● **Stated exercise**: Find each line containing the string "Editor". Copy it.

● **Source records**:
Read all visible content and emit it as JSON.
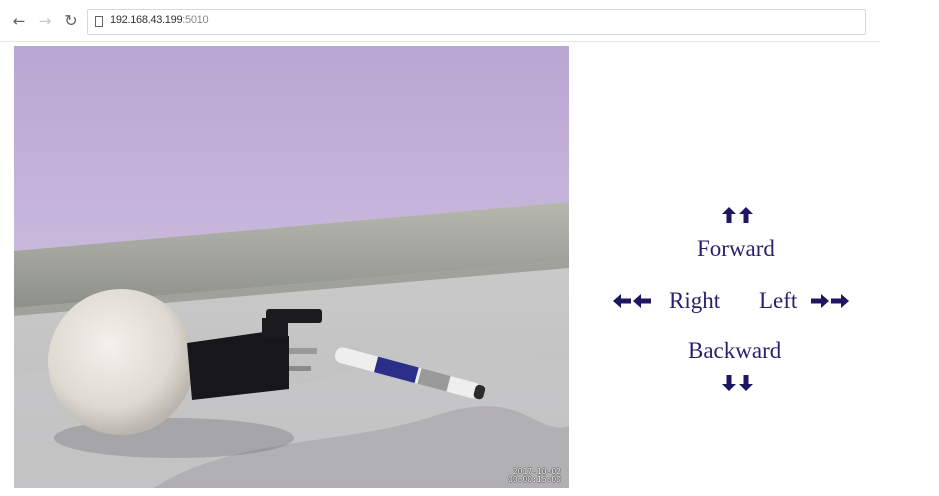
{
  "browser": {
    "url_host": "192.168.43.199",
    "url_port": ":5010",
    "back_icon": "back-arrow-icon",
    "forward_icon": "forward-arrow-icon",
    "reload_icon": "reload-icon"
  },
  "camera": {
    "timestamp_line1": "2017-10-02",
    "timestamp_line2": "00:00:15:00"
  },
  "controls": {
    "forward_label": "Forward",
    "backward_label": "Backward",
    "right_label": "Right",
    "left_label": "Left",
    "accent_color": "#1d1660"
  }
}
...
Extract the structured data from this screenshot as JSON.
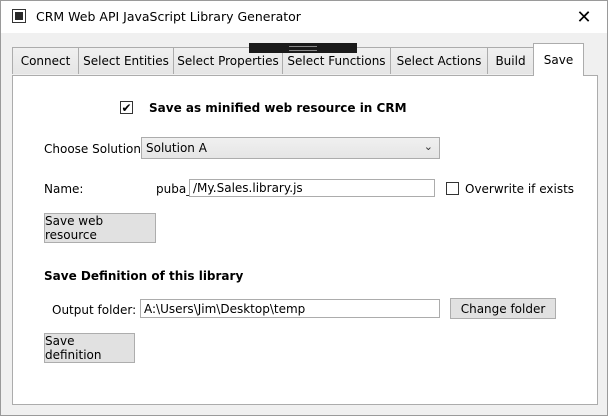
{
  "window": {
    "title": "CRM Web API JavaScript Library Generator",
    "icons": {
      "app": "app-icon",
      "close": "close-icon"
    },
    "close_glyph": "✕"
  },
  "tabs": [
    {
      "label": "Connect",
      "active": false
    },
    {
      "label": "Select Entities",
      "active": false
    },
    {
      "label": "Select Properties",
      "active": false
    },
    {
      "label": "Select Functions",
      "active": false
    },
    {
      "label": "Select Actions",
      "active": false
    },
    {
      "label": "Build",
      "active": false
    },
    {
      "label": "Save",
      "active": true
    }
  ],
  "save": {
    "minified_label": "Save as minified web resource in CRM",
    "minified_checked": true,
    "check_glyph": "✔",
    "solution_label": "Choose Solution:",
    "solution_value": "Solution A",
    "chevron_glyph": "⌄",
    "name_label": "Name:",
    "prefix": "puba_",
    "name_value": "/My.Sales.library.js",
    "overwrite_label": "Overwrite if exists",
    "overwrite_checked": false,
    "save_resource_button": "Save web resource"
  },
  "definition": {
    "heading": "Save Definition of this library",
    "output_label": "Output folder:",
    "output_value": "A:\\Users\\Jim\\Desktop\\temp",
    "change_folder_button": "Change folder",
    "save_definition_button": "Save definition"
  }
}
* * *
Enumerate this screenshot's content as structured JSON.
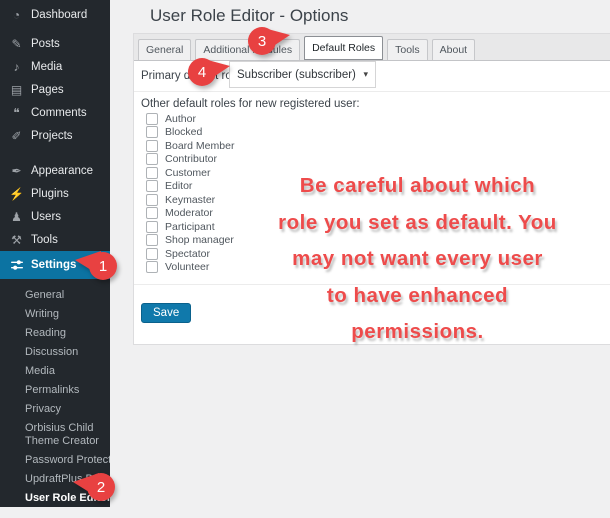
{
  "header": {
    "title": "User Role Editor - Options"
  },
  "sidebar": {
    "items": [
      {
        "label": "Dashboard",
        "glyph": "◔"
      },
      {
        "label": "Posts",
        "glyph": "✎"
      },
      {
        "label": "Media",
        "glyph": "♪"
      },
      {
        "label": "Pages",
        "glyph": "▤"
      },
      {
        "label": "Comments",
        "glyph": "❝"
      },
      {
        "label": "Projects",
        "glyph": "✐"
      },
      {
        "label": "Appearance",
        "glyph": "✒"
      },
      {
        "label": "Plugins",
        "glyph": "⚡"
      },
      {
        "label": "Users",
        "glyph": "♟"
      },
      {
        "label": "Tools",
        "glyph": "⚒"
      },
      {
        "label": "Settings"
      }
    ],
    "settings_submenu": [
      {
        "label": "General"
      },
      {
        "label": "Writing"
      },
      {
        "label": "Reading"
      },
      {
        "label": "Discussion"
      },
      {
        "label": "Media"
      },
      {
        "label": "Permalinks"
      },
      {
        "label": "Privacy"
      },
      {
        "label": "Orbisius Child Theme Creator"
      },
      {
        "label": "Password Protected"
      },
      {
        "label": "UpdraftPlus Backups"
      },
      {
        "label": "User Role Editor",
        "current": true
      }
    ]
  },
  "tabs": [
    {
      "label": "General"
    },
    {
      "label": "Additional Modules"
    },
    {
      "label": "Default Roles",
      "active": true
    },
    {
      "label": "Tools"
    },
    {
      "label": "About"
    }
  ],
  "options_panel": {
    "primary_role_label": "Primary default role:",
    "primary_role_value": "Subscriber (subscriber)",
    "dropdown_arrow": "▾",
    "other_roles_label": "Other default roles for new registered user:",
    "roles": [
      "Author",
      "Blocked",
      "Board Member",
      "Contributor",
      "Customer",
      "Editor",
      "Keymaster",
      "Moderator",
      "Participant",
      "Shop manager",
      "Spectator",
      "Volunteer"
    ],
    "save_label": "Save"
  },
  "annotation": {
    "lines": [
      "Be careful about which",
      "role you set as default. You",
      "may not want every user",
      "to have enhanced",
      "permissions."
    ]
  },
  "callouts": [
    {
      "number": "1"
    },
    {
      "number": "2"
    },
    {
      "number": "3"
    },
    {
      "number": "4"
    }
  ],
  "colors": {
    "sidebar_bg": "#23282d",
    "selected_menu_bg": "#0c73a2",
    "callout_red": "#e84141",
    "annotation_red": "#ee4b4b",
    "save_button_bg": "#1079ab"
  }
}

● **Answer in full**:
    "title": "User Role Editor - Options"
        "label": "User Role Editor",
      "Editor",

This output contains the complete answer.